**WHAT YOU NEED TO DO**
Transcribe each record below word for word.
<<<<
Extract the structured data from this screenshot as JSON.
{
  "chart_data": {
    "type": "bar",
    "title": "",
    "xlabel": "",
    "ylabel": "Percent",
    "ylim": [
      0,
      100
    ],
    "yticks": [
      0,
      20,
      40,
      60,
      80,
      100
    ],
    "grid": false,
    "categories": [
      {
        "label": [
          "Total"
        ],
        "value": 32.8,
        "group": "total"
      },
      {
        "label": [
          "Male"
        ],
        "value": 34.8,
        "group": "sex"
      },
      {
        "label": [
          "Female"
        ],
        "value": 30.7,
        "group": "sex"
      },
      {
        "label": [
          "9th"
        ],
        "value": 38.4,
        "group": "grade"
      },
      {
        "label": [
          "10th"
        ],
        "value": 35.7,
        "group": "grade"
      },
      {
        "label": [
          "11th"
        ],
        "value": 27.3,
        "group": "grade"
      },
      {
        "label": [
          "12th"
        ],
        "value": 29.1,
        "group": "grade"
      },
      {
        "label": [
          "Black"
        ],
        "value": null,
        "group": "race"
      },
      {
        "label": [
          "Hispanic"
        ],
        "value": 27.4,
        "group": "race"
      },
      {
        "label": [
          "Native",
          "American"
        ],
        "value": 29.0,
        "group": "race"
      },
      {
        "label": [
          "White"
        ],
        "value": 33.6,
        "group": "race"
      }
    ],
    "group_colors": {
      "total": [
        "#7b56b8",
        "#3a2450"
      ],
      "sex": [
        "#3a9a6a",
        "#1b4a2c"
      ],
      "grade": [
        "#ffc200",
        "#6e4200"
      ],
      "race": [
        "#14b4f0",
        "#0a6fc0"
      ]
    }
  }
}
>>>>
**EXERCISE RESULT**
Extract the structured data from this screenshot as JSON.
{
  "chart_data": {
    "type": "bar",
    "title": "",
    "xlabel": "",
    "ylabel": "Percent",
    "ylim": [
      0,
      100
    ],
    "yticks": [
      0,
      20,
      40,
      60,
      80,
      100
    ],
    "grid": false,
    "categories": [
      {
        "label": [
          "Total"
        ],
        "value": 32.8,
        "group": "total"
      },
      {
        "label": [
          "Male"
        ],
        "value": 34.8,
        "group": "sex"
      },
      {
        "label": [
          "Female"
        ],
        "value": 30.7,
        "group": "sex"
      },
      {
        "label": [
          "9th"
        ],
        "value": 38.4,
        "group": "grade"
      },
      {
        "label": [
          "10th"
        ],
        "value": 35.7,
        "group": "grade"
      },
      {
        "label": [
          "11th"
        ],
        "value": 27.3,
        "group": "grade"
      },
      {
        "label": [
          "12th"
        ],
        "value": 29.1,
        "group": "grade"
      },
      {
        "label": [
          "Black"
        ],
        "value": null,
        "group": "race"
      },
      {
        "label": [
          "Hispanic"
        ],
        "value": 27.4,
        "group": "race"
      },
      {
        "label": [
          "Native",
          "American"
        ],
        "value": 29.0,
        "group": "race"
      },
      {
        "label": [
          "White"
        ],
        "value": 33.6,
        "group": "race"
      }
    ],
    "group_colors": {
      "total": [
        "#7b56b8",
        "#3a2450"
      ],
      "sex": [
        "#3a9a6a",
        "#1b4a2c"
      ],
      "grade": [
        "#ffc200",
        "#6e4200"
      ],
      "race": [
        "#14b4f0",
        "#0a6fc0"
      ]
    }
  }
}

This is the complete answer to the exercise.